[Records from a data source]
##########

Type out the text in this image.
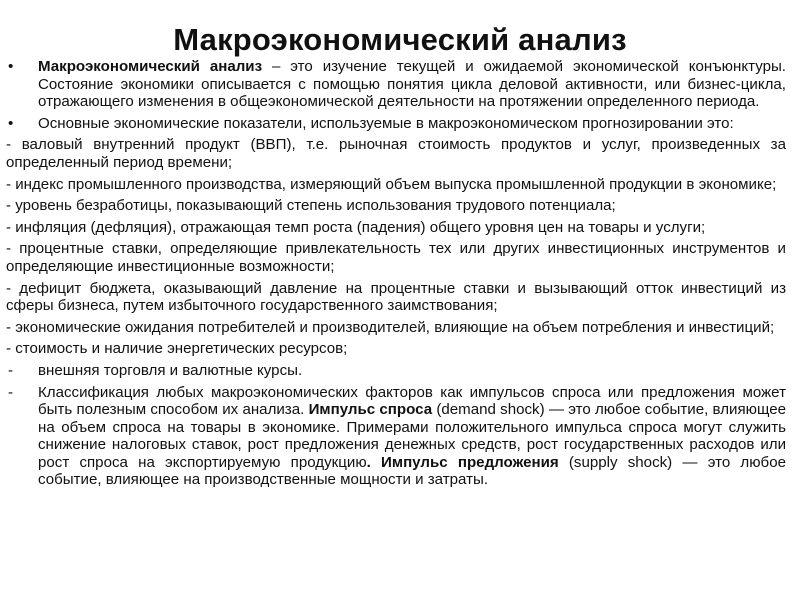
Макроэкономический анализ
• Макроэкономический анализ – это изучение текущей и ожидаемой экономической конъюнктуры. Состояние экономики описывается с помощью понятия цикла деловой активности, или бизнес-цикла, отражающего изменения в общеэкономической деятельности на протяжении определенного периода.
• Основные экономические показатели, используемые в макроэкономическом прогнозировании это:
- валовый внутренний продукт (ВВП), т.е. рыночная стоимость продуктов и услуг, произведенных за определенный период времени;
- индекс промышленного производства, измеряющий объем выпуска промышленной продукции в экономике;
- уровень безработицы, показывающий степень использования трудового потенциала;
- инфляция (дефляция), отражающая темп роста (падения) общего уровня цен на товары и услуги;
- процентные ставки, определяющие привлекательность тех или других инвестиционных инструментов и определяющие инвестиционные возможности;
- дефицит бюджета, оказывающий давление на процентные ставки и вызывающий отток инвестиций из сферы бизнеса, путем избыточного государственного заимствования;
- экономические ожидания потребителей и производителей, влияющие на объем потребления и инвестиций;
- стоимость и наличие энергетических ресурсов;
- внешняя торговля и валютные курсы.
- Классификация любых макроэкономических факторов как импульсов спроса или предложения может быть полезным способом их анализа. Импульс спроса (demand shock) — это любое событие, влияющее на объем спроса на товары в экономике. Примерами положительного импульса спроса могут служить снижение налоговых ставок, рост предложения денежных средств, рост государственных расходов или рост спроса на экспортируемую продукцию. Импульс предложения (supply shock) — это любое событие, влияющее на производственные мощности и затраты.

##########

SET EXERCISE: Write out the material above once more, exactly as it reads, with no pictures.

FINAL RESULT:
Type out the text in this image.
Макроэкономический анализ
• Макроэкономический анализ – это изучение текущей и ожидаемой экономической конъюнктуры. Состояние экономики описывается с помощью понятия цикла деловой активности, или бизнес-цикла, отражающего изменения в общеэкономической деятельности на протяжении определенного периода.
• Основные экономические показатели, используемые в макроэкономическом прогнозировании это:
- валовый внутренний продукт (ВВП), т.е. рыночная стоимость продуктов и услуг, произведенных за определенный период времени;
- индекс промышленного производства, измеряющий объем выпуска промышленной продукции в экономике;
- уровень безработицы, показывающий степень использования трудового потенциала;
- инфляция (дефляция), отражающая темп роста (падения) общего уровня цен на товары и услуги;
- процентные ставки, определяющие привлекательность тех или других инвестиционных инструментов и определяющие инвестиционные возможности;
- дефицит бюджета, оказывающий давление на процентные ставки и вызывающий отток инвестиций из сферы бизнеса, путем избыточного государственного заимствования;
- экономические ожидания потребителей и производителей, влияющие на объем потребления и инвестиций;
- стоимость и наличие энергетических ресурсов;
- внешняя торговля и валютные курсы.
- Классификация любых макроэкономических факторов как импульсов спроса или предложения может быть полезным способом их анализа. Импульс спроса (demand shock) — это любое событие, влияющее на объем спроса на товары в экономике. Примерами положительного импульса спроса могут служить снижение налоговых ставок, рост предложения денежных средств, рост государственных расходов или рост спроса на экспортируемую продукцию. Импульс предложения (supply shock) — это любое событие, влияющее на производственные мощности и затраты.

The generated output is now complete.